## The problem
Reproduce the entries below in full, word for word.

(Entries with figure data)
⁂
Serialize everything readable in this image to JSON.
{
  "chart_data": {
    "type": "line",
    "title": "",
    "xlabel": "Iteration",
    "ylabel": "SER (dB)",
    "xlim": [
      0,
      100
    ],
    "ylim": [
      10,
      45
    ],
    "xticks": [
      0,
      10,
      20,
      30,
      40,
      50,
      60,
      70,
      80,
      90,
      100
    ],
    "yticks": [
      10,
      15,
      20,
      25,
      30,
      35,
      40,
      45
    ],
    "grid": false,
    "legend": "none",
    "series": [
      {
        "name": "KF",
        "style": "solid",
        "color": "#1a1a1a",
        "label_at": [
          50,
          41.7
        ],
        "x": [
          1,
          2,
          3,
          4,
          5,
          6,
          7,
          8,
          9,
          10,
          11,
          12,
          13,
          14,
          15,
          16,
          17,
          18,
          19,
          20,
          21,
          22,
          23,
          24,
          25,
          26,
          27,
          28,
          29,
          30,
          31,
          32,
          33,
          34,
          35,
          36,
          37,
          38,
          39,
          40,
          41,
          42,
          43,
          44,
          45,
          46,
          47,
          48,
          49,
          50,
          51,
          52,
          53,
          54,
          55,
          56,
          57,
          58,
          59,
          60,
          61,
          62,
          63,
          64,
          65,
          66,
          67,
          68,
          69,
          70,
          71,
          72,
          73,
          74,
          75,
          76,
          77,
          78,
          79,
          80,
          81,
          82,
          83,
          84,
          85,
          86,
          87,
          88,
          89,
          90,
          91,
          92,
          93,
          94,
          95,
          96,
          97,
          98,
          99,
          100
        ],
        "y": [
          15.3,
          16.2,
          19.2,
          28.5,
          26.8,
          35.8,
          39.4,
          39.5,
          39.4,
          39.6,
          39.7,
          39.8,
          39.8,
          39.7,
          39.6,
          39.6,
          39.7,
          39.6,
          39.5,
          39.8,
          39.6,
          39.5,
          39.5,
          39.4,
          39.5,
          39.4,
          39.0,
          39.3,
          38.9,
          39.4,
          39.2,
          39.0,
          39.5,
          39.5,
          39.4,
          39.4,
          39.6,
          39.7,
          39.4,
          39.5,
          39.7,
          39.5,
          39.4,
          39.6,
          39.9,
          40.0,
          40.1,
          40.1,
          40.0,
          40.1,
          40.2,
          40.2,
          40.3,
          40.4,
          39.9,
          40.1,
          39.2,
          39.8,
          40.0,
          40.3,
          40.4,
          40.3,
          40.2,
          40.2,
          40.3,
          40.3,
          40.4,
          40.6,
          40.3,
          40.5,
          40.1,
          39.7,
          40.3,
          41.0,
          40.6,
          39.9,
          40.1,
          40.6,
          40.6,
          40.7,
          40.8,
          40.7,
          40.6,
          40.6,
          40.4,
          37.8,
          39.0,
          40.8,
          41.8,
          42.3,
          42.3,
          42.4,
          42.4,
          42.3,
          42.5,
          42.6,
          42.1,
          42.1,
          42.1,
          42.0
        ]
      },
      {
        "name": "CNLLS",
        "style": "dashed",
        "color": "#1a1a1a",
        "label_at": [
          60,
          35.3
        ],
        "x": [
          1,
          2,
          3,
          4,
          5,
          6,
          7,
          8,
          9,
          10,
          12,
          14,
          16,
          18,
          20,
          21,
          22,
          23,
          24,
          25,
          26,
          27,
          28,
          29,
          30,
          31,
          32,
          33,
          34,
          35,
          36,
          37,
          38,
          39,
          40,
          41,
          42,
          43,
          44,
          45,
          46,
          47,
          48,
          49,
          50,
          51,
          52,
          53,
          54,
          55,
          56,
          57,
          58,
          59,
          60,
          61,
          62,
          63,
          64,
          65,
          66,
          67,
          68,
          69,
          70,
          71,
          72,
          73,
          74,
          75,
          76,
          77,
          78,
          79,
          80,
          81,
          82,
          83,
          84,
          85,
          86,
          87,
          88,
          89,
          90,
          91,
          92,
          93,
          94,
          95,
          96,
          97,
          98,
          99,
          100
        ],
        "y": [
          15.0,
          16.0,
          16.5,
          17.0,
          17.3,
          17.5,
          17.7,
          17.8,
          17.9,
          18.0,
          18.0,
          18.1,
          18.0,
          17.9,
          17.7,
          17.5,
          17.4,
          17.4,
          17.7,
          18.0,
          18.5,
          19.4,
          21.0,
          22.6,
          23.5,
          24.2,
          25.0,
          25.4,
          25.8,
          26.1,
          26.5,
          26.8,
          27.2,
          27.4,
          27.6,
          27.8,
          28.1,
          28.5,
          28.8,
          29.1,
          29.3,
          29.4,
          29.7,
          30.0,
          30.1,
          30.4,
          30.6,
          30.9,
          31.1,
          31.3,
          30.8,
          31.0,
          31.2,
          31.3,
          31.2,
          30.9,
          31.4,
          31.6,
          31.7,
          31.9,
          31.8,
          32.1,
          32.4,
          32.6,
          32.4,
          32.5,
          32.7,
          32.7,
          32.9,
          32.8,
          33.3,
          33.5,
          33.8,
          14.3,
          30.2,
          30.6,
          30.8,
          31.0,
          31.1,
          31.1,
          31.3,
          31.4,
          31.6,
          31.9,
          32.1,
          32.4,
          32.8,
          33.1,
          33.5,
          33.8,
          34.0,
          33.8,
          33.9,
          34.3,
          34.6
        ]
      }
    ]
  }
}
⁂
## Task answer
Serialize everything readable in this image to JSON.
{
  "chart_data": {
    "type": "line",
    "title": "",
    "xlabel": "Iteration",
    "ylabel": "SER (dB)",
    "xlim": [
      0,
      100
    ],
    "ylim": [
      10,
      45
    ],
    "xticks": [
      0,
      10,
      20,
      30,
      40,
      50,
      60,
      70,
      80,
      90,
      100
    ],
    "yticks": [
      10,
      15,
      20,
      25,
      30,
      35,
      40,
      45
    ],
    "grid": false,
    "legend": "none",
    "series": [
      {
        "name": "KF",
        "style": "solid",
        "color": "#1a1a1a",
        "label_at": [
          50,
          41.7
        ],
        "x": [
          1,
          2,
          3,
          4,
          5,
          6,
          7,
          8,
          9,
          10,
          11,
          12,
          13,
          14,
          15,
          16,
          17,
          18,
          19,
          20,
          21,
          22,
          23,
          24,
          25,
          26,
          27,
          28,
          29,
          30,
          31,
          32,
          33,
          34,
          35,
          36,
          37,
          38,
          39,
          40,
          41,
          42,
          43,
          44,
          45,
          46,
          47,
          48,
          49,
          50,
          51,
          52,
          53,
          54,
          55,
          56,
          57,
          58,
          59,
          60,
          61,
          62,
          63,
          64,
          65,
          66,
          67,
          68,
          69,
          70,
          71,
          72,
          73,
          74,
          75,
          76,
          77,
          78,
          79,
          80,
          81,
          82,
          83,
          84,
          85,
          86,
          87,
          88,
          89,
          90,
          91,
          92,
          93,
          94,
          95,
          96,
          97,
          98,
          99,
          100
        ],
        "y": [
          15.3,
          16.2,
          19.2,
          28.5,
          26.8,
          35.8,
          39.4,
          39.5,
          39.4,
          39.6,
          39.7,
          39.8,
          39.8,
          39.7,
          39.6,
          39.6,
          39.7,
          39.6,
          39.5,
          39.8,
          39.6,
          39.5,
          39.5,
          39.4,
          39.5,
          39.4,
          39.0,
          39.3,
          38.9,
          39.4,
          39.2,
          39.0,
          39.5,
          39.5,
          39.4,
          39.4,
          39.6,
          39.7,
          39.4,
          39.5,
          39.7,
          39.5,
          39.4,
          39.6,
          39.9,
          40.0,
          40.1,
          40.1,
          40.0,
          40.1,
          40.2,
          40.2,
          40.3,
          40.4,
          39.9,
          40.1,
          39.2,
          39.8,
          40.0,
          40.3,
          40.4,
          40.3,
          40.2,
          40.2,
          40.3,
          40.3,
          40.4,
          40.6,
          40.3,
          40.5,
          40.1,
          39.7,
          40.3,
          41.0,
          40.6,
          39.9,
          40.1,
          40.6,
          40.6,
          40.7,
          40.8,
          40.7,
          40.6,
          40.6,
          40.4,
          37.8,
          39.0,
          40.8,
          41.8,
          42.3,
          42.3,
          42.4,
          42.4,
          42.3,
          42.5,
          42.6,
          42.1,
          42.1,
          42.1,
          42.0
        ]
      },
      {
        "name": "CNLLS",
        "style": "dashed",
        "color": "#1a1a1a",
        "label_at": [
          60,
          35.3
        ],
        "x": [
          1,
          2,
          3,
          4,
          5,
          6,
          7,
          8,
          9,
          10,
          12,
          14,
          16,
          18,
          20,
          21,
          22,
          23,
          24,
          25,
          26,
          27,
          28,
          29,
          30,
          31,
          32,
          33,
          34,
          35,
          36,
          37,
          38,
          39,
          40,
          41,
          42,
          43,
          44,
          45,
          46,
          47,
          48,
          49,
          50,
          51,
          52,
          53,
          54,
          55,
          56,
          57,
          58,
          59,
          60,
          61,
          62,
          63,
          64,
          65,
          66,
          67,
          68,
          69,
          70,
          71,
          72,
          73,
          74,
          75,
          76,
          77,
          78,
          79,
          80,
          81,
          82,
          83,
          84,
          85,
          86,
          87,
          88,
          89,
          90,
          91,
          92,
          93,
          94,
          95,
          96,
          97,
          98,
          99,
          100
        ],
        "y": [
          15.0,
          16.0,
          16.5,
          17.0,
          17.3,
          17.5,
          17.7,
          17.8,
          17.9,
          18.0,
          18.0,
          18.1,
          18.0,
          17.9,
          17.7,
          17.5,
          17.4,
          17.4,
          17.7,
          18.0,
          18.5,
          19.4,
          21.0,
          22.6,
          23.5,
          24.2,
          25.0,
          25.4,
          25.8,
          26.1,
          26.5,
          26.8,
          27.2,
          27.4,
          27.6,
          27.8,
          28.1,
          28.5,
          28.8,
          29.1,
          29.3,
          29.4,
          29.7,
          30.0,
          30.1,
          30.4,
          30.6,
          30.9,
          31.1,
          31.3,
          30.8,
          31.0,
          31.2,
          31.3,
          31.2,
          30.9,
          31.4,
          31.6,
          31.7,
          31.9,
          31.8,
          32.1,
          32.4,
          32.6,
          32.4,
          32.5,
          32.7,
          32.7,
          32.9,
          32.8,
          33.3,
          33.5,
          33.8,
          14.3,
          30.2,
          30.6,
          30.8,
          31.0,
          31.1,
          31.1,
          31.3,
          31.4,
          31.6,
          31.9,
          32.1,
          32.4,
          32.8,
          33.1,
          33.5,
          33.8,
          34.0,
          33.8,
          33.9,
          34.3,
          34.6
        ]
      }
    ]
  }
}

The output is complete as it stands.